-- DATA FOR THIS TASK --
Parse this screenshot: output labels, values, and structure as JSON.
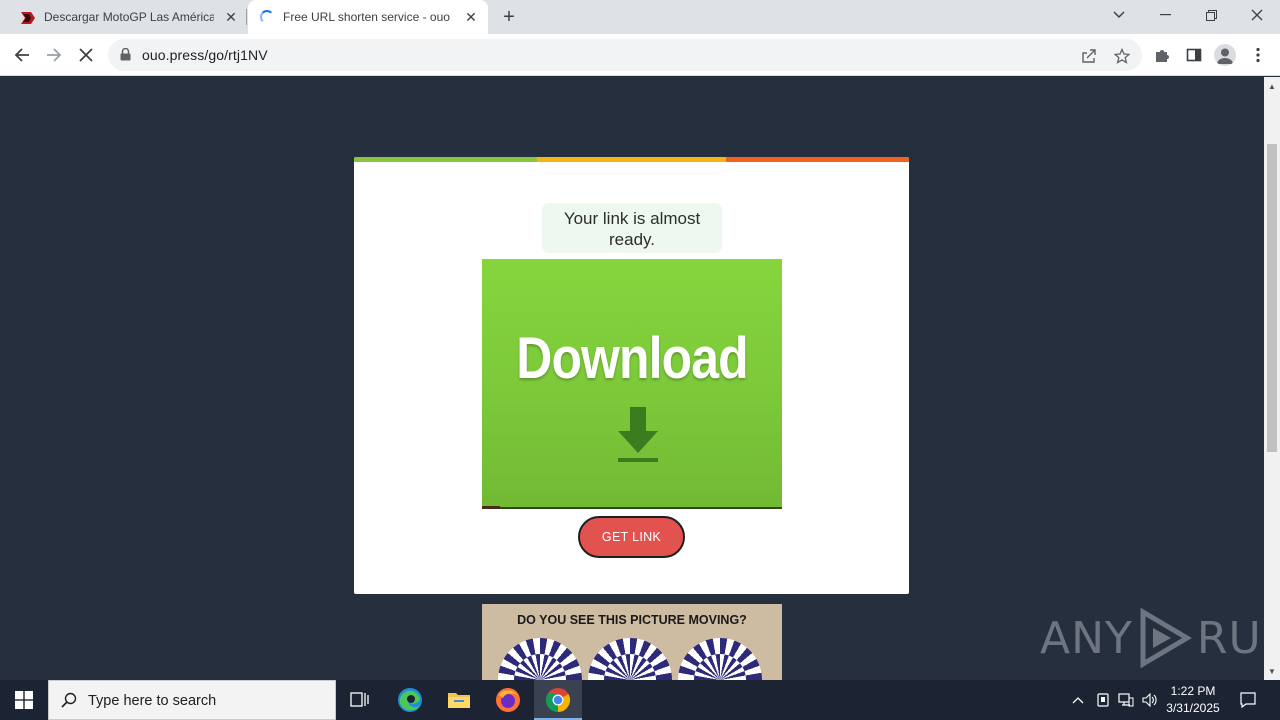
{
  "browser": {
    "tabs": [
      {
        "title": "Descargar MotoGP Las Américas",
        "active": false,
        "loading": false
      },
      {
        "title": "Free URL shorten service - ouo.p",
        "active": true,
        "loading": true
      }
    ],
    "url": "ouo.press/go/rtj1NV"
  },
  "page": {
    "stripe_colors": [
      "#8bc53f",
      "#f5b40f",
      "#f4621f"
    ],
    "headline": "Your link is almost ready.",
    "ad_banner": {
      "word": "Download",
      "icon": "download-arrow-icon",
      "background": "#7ec93a"
    },
    "get_link_label": "GET LINK",
    "get_link_color": "#e2524f",
    "ad2_title": "DO YOU SEE THIS PICTURE MOVING?"
  },
  "watermark": {
    "left": "ANY",
    "right": "RUN"
  },
  "taskbar": {
    "search_placeholder": "Type here to search",
    "apps": [
      "task-view-icon",
      "edge-icon",
      "file-explorer-icon",
      "firefox-icon",
      "chrome-icon"
    ],
    "clock_time": "1:22 PM",
    "clock_date": "3/31/2025"
  }
}
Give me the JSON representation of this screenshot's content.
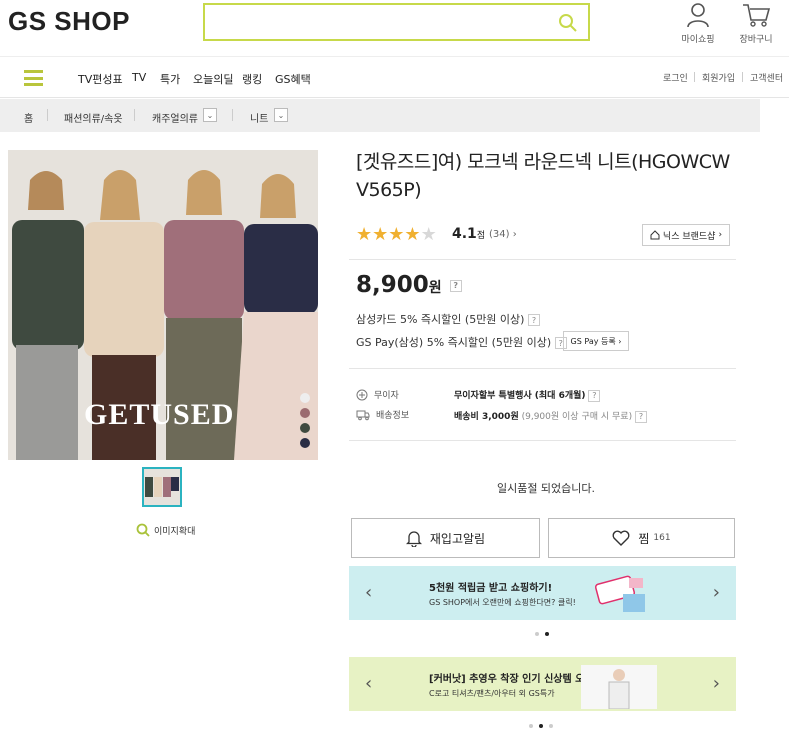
{
  "header": {
    "logo": "GS SHOP",
    "search": {
      "placeholder": "",
      "value": ""
    },
    "my_label": "마이쇼핑",
    "cart_label": "장바구니"
  },
  "nav": {
    "items": [
      "TV편성표",
      "TV",
      "특가",
      "오늘의딜",
      "랭킹",
      "GS혜택"
    ],
    "util": [
      "로그인",
      "회원가입",
      "고객센터"
    ]
  },
  "breadcrumb": {
    "home": "홈",
    "level1": "패션의류/속옷",
    "level2": "캐주얼의류",
    "level3": "니트"
  },
  "product": {
    "image_text": "GETUSED",
    "swatch_colors": [
      "#eeeeee",
      "#9b6b6f",
      "#3f4a3f",
      "#2a2d44"
    ],
    "zoom_label": "이미지확대",
    "title_line1": "[겟유즈드]여) 모크넥 라운드넥 니트(HGOWCW",
    "title_line2": "V565P)",
    "rating_stars": 4,
    "rating_max": 5,
    "rating_value": "4.1",
    "rating_unit": "점",
    "review_count": "(34)",
    "brand_button": "닉스 브랜드샵",
    "price": "8,900",
    "price_unit": "원",
    "discount1": "삼성카드 5% 즉시할인 (5만원 이상)",
    "discount2": "GS Pay(삼성) 5% 즉시할인 (5만원 이상)",
    "gspay_button": "GS Pay 등록",
    "installment_label": "무이자",
    "installment_value": "무이자할부 특별행사 (최대 6개월)",
    "shipping_label": "배송정보",
    "shipping_value": "배송비 3,000원",
    "shipping_note": "(9,900원 이상 구매 시 무료)",
    "soldout": "일시품절 되었습니다.",
    "restock_button": "재입고알림",
    "wish_button": "찜",
    "wish_count": "161"
  },
  "banners": [
    {
      "title": "5천원 적립금 받고 쇼핑하기!",
      "sub": "GS SHOP에서 오랜만에 쇼핑한다면? 클릭!",
      "bg": "#cdeef0"
    },
    {
      "title": "[커버낫] 추영우 착장 인기 신상템 오픈",
      "sub": "C로고 티셔츠/팬츠/아우터 외 GS특가",
      "bg": "#e7f2c4"
    }
  ],
  "colors": {
    "accent": "#c7d94a",
    "logo_o": "#e0306c",
    "star": "#f0b030",
    "thumb_border": "#2bb3c0"
  }
}
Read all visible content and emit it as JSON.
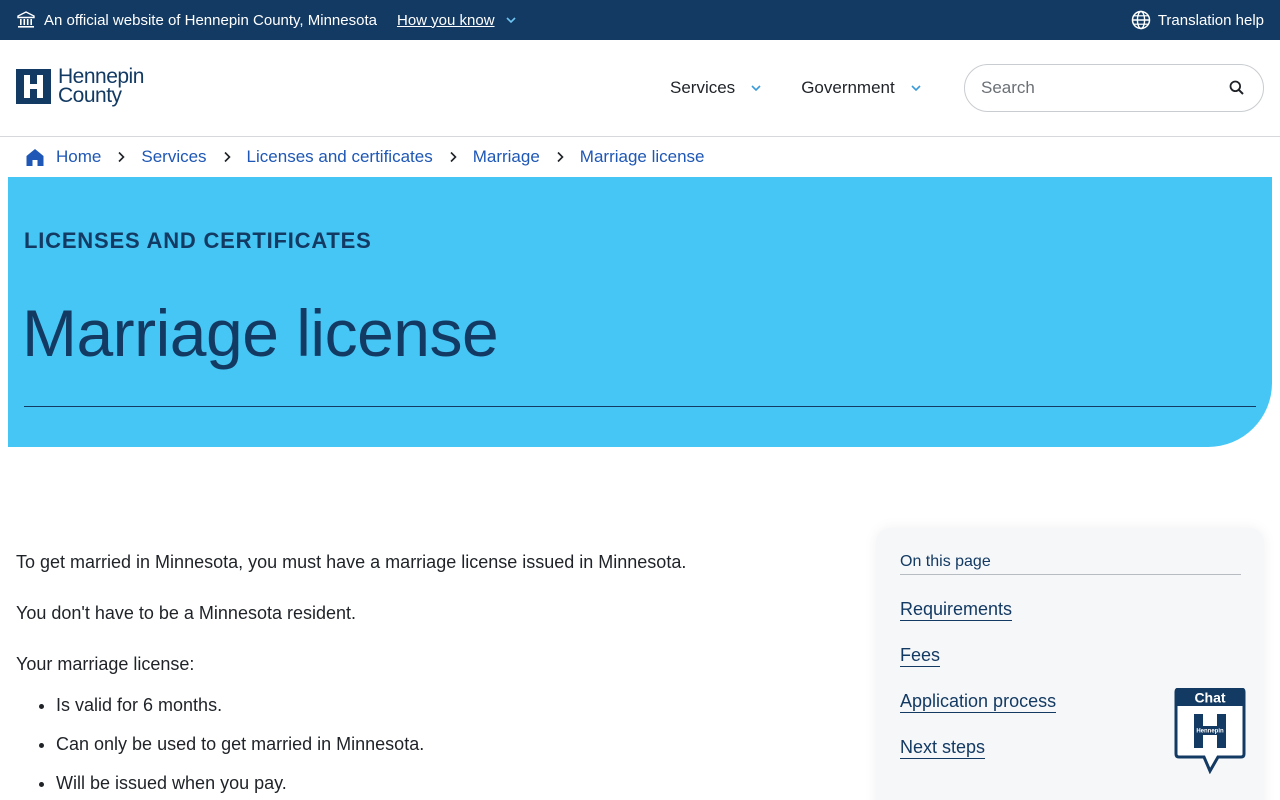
{
  "banner": {
    "official_text": "An official website of Hennepin County, Minnesota",
    "how_you_know": "How you know",
    "translation_help": "Translation help"
  },
  "header": {
    "logo_line1": "Hennepin",
    "logo_line2": "County",
    "nav": [
      {
        "label": "Services"
      },
      {
        "label": "Government"
      }
    ],
    "search_placeholder": "Search"
  },
  "breadcrumb": [
    "Home",
    "Services",
    "Licenses and certificates",
    "Marriage",
    "Marriage license"
  ],
  "hero": {
    "eyebrow": "LICENSES AND CERTIFICATES",
    "title": "Marriage license"
  },
  "content": {
    "paragraphs": [
      "To get married in Minnesota, you must have a marriage license issued in Minnesota.",
      "You don't have to be a Minnesota resident.",
      "Your marriage license:"
    ],
    "bullets": [
      "Is valid for 6 months.",
      "Can only be used to get married in Minnesota.",
      "Will be issued when you pay."
    ]
  },
  "toc": {
    "title": "On this page",
    "links": [
      "Requirements",
      "Fees",
      "Application process",
      "Next steps"
    ]
  },
  "chat": {
    "label": "Chat",
    "badge": "Hennepin"
  },
  "colors": {
    "navy": "#133a63",
    "hero_blue": "#45c6f4",
    "link_blue": "#1e57b5"
  }
}
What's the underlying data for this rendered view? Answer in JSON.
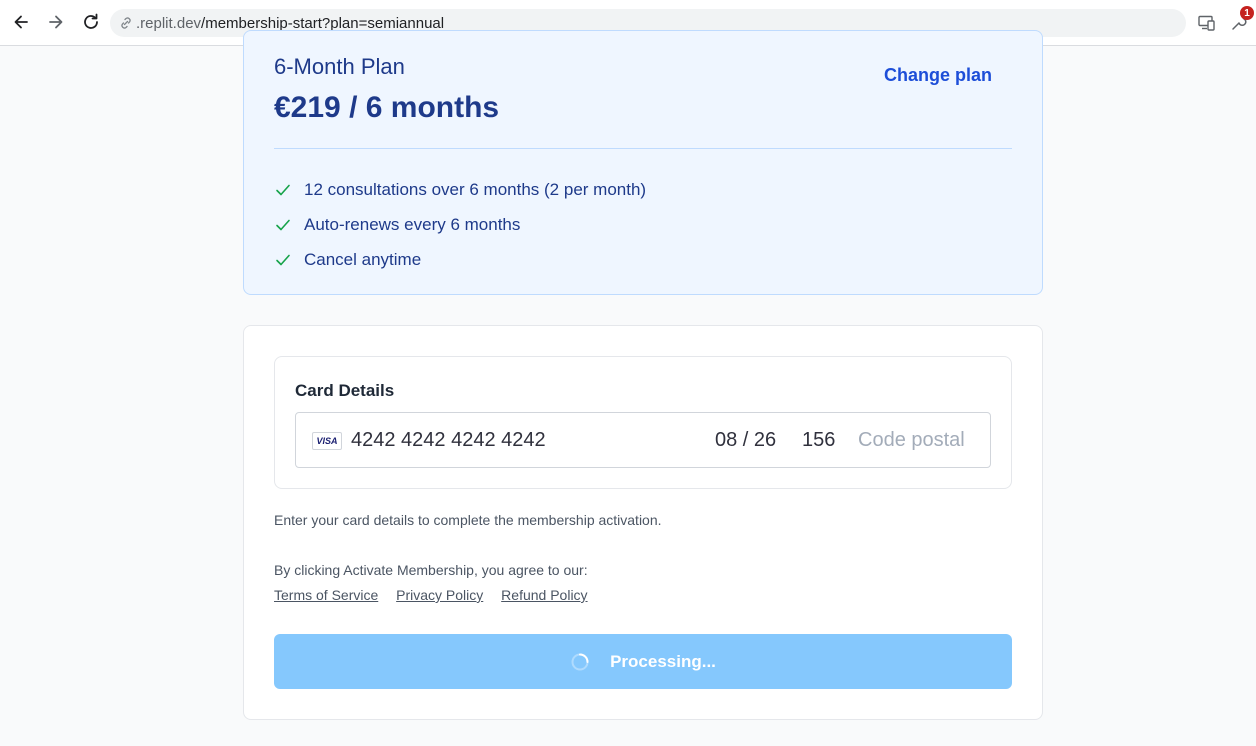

-- EXERCISE INSTRUCTIONS --
Return all of the entries word for word, but omit the pictures.

-- RESULT FOR THIS TASK --
Parse this screenshot: output labels, values, and structure as JSON.
{
  "browser": {
    "tabs": [
      {
        "title": "Descargar MotoGP Las Américas",
        "active": false,
        "loading": false
      },
      {
        "title": "Free URL shorten service - ouo.p",
        "active": true,
        "loading": true
      }
    ],
    "url": "ouo.press/go/rtj1NV"
  },
  "page": {
    "stripe_colors": [
      "#8bc53f",
      "#f5b40f",
      "#f4621f"
    ],
    "headline": "Your link is almost ready.",
    "ad_banner": {
      "word": "Download",
      "icon": "download-arrow-icon",
      "background": "#7ec93a"
    },
    "get_link_label": "GET LINK",
    "get_link_color": "#e2524f",
    "ad2_title": "DO YOU SEE THIS PICTURE MOVING?"
  },
  "watermark": {
    "left": "ANY",
    "right": "RUN"
  },
  "taskbar": {
    "search_placeholder": "Type here to search",
    "apps": [
      "task-view-icon",
      "edge-icon",
      "file-explorer-icon",
      "firefox-icon",
      "chrome-icon"
    ],
    "clock_time": "1:22 PM",
    "clock_date": "3/31/2025"
  }
}
Give me the JSON representation of this screenshot's content.
{
  "header": {
    "logo": "GS SHOP",
    "search": {
      "placeholder": "",
      "value": ""
    },
    "my_label": "마이쇼핑",
    "cart_label": "장바구니"
  },
  "nav": {
    "items": [
      "TV편성표",
      "TV",
      "특가",
      "오늘의딜",
      "랭킹",
      "GS혜택"
    ],
    "util": [
      "로그인",
      "회원가입",
      "고객센터"
    ]
  },
  "breadcrumb": {
    "home": "홈",
    "level1": "패션의류/속옷",
    "level2": "캐주얼의류",
    "level3": "니트"
  },
  "product": {
    "image_text": "GETUSED",
    "swatch_colors": [
      "#eeeeee",
      "#9b6b6f",
      "#3f4a3f",
      "#2a2d44"
    ],
    "zoom_label": "이미지확대",
    "title_line1": "[겟유즈드]여) 모크넥 라운드넥 니트(HGOWCW",
    "title_line2": "V565P)",
    "rating_stars": 4,
    "rating_max": 5,
    "rating_value": "4.1",
    "rating_unit": "점",
    "review_count": "(34)",
    "brand_button": "닉스 브랜드샵",
    "price": "8,900",
    "price_unit": "원",
    "discount1": "삼성카드 5% 즉시할인 (5만원 이상)",
    "discount2": "GS Pay(삼성) 5% 즉시할인 (5만원 이상)",
    "gspay_button": "GS Pay 등록",
    "installment_label": "무이자",
    "installment_value": "무이자할부 특별행사 (최대 6개월)",
    "shipping_label": "배송정보",
    "shipping_value": "배송비 3,000원",
    "shipping_note": "(9,900원 이상 구매 시 무료)",
    "soldout": "일시품절 되었습니다.",
    "restock_button": "재입고알림",
    "wish_button": "찜",
    "wish_count": "161"
  },
  "banners": [
    {
      "title": "5천원 적립금 받고 쇼핑하기!",
      "sub": "GS SHOP에서 오랜만에 쇼핑한다면? 클릭!",
      "bg": "#cdeef0"
    },
    {
      "title": "[커버낫] 추영우 착장 인기 신상템 오픈",
      "sub": "C로고 티셔츠/팬츠/아우터 외 GS특가",
      "bg": "#e7f2c4"
    }
  ],
  "colors": {
    "accent": "#c7d94a",
    "logo_o": "#e0306c",
    "star": "#f0b030",
    "thumb_border": "#2bb3c0"
  }
}
Read all visible content and emit it as JSON.
{
  "banner": {
    "official_text": "An official website of Hennepin County, Minnesota",
    "how_you_know": "How you know",
    "translation_help": "Translation help"
  },
  "header": {
    "logo_line1": "Hennepin",
    "logo_line2": "County",
    "nav": [
      {
        "label": "Services"
      },
      {
        "label": "Government"
      }
    ],
    "search_placeholder": "Search"
  },
  "breadcrumb": [
    "Home",
    "Services",
    "Licenses and certificates",
    "Marriage",
    "Marriage license"
  ],
  "hero": {
    "eyebrow": "LICENSES AND CERTIFICATES",
    "title": "Marriage license"
  },
  "content": {
    "paragraphs": [
      "To get married in Minnesota, you must have a marriage license issued in Minnesota.",
      "You don't have to be a Minnesota resident.",
      "Your marriage license:"
    ],
    "bullets": [
      "Is valid for 6 months.",
      "Can only be used to get married in Minnesota.",
      "Will be issued when you pay."
    ]
  },
  "toc": {
    "title": "On this page",
    "links": [
      "Requirements",
      "Fees",
      "Application process",
      "Next steps"
    ]
  },
  "chat": {
    "label": "Chat",
    "badge": "Hennepin"
  },
  "colors": {
    "navy": "#133a63",
    "hero_blue": "#45c6f4",
    "link_blue": "#1e57b5"
  }
}
What's the underlying data for this rendered view? Answer in JSON.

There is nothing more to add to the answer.